» Material provided
_ _ _ _ _ _ _

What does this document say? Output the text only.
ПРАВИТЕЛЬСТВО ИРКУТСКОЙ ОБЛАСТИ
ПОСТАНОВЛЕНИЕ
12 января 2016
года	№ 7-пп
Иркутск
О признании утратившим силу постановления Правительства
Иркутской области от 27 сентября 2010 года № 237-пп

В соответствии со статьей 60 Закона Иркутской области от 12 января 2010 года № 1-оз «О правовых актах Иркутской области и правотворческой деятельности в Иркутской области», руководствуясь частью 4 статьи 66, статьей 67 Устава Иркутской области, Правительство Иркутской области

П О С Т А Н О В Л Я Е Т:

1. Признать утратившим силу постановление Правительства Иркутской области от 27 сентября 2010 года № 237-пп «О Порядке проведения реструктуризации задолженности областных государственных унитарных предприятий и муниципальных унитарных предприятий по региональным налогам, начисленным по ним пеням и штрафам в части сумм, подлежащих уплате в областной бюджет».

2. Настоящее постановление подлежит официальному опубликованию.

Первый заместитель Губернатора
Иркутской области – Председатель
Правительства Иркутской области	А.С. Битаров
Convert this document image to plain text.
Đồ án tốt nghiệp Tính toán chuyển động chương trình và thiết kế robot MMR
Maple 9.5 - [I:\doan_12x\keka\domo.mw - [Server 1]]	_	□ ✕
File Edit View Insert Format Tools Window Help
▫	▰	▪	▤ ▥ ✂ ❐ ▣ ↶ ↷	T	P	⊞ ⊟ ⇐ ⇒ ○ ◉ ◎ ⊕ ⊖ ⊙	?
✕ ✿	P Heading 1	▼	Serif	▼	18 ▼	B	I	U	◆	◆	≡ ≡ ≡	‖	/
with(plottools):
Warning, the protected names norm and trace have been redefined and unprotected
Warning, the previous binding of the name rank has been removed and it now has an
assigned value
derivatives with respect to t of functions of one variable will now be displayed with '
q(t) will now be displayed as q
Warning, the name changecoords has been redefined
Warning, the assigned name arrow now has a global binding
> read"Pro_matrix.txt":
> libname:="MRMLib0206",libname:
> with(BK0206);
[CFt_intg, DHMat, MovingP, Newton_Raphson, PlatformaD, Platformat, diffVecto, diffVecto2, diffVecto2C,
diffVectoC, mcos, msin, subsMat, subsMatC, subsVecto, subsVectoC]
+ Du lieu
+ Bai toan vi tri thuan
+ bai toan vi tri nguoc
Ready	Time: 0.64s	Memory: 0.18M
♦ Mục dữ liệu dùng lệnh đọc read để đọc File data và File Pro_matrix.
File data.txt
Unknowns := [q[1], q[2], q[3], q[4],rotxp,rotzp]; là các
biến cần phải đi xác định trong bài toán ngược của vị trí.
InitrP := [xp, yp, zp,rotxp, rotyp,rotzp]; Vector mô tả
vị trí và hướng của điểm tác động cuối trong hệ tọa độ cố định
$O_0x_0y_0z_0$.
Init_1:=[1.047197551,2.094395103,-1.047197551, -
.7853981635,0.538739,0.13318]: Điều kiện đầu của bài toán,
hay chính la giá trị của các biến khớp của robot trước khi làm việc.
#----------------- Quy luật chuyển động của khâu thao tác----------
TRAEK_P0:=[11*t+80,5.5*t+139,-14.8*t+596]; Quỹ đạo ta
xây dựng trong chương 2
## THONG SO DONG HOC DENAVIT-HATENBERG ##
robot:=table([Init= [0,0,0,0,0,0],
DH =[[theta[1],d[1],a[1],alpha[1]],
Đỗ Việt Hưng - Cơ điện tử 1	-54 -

_ _ _ _ _ _ _

» Given task
Filter the records, keeping only lines that contain "định", and show those lines.

» Solved problem
biến cần phải đi xác định trong bài toán ngược của vị trí.
vị trí và hướng của điểm tác động cuối trong hệ tọa độ cố định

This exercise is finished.